◆ **To do**: Your task is to copy every line of this material exactly.

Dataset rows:
-----
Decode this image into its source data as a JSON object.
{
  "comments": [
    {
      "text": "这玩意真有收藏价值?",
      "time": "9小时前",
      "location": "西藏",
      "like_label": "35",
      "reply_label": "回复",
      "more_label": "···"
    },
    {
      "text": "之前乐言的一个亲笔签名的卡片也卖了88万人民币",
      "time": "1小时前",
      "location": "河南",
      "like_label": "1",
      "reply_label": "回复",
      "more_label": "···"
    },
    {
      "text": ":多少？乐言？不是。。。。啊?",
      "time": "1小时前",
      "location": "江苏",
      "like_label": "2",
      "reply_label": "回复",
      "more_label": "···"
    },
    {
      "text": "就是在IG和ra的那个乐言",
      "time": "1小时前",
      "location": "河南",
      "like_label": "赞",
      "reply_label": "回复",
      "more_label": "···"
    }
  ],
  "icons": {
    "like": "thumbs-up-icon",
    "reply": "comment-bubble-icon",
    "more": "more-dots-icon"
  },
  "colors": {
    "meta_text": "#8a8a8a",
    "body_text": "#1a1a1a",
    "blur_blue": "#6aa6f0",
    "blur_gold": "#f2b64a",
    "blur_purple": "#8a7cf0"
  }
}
-----
◆ **Answer to this task**:
Decode this image into its source data as a JSON object.
{
  "comments": [
    {
      "text": "这玩意真有收藏价值?",
      "time": "9小时前",
      "location": "西藏",
      "like_label": "35",
      "reply_label": "回复",
      "more_label": "···"
    },
    {
      "text": "之前乐言的一个亲笔签名的卡片也卖了88万人民币",
      "time": "1小时前",
      "location": "河南",
      "like_label": "1",
      "reply_label": "回复",
      "more_label": "···"
    },
    {
      "text": ":多少？乐言？不是。。。。啊?",
      "time": "1小时前",
      "location": "江苏",
      "like_label": "2",
      "reply_label": "回复",
      "more_label": "···"
    },
    {
      "text": "就是在IG和ra的那个乐言",
      "time": "1小时前",
      "location": "河南",
      "like_label": "赞",
      "reply_label": "回复",
      "more_label": "···"
    }
  ],
  "icons": {
    "like": "thumbs-up-icon",
    "reply": "comment-bubble-icon",
    "more": "more-dots-icon"
  },
  "colors": {
    "meta_text": "#8a8a8a",
    "body_text": "#1a1a1a",
    "blur_blue": "#6aa6f0",
    "blur_gold": "#f2b64a",
    "blur_purple": "#8a7cf0"
  }
}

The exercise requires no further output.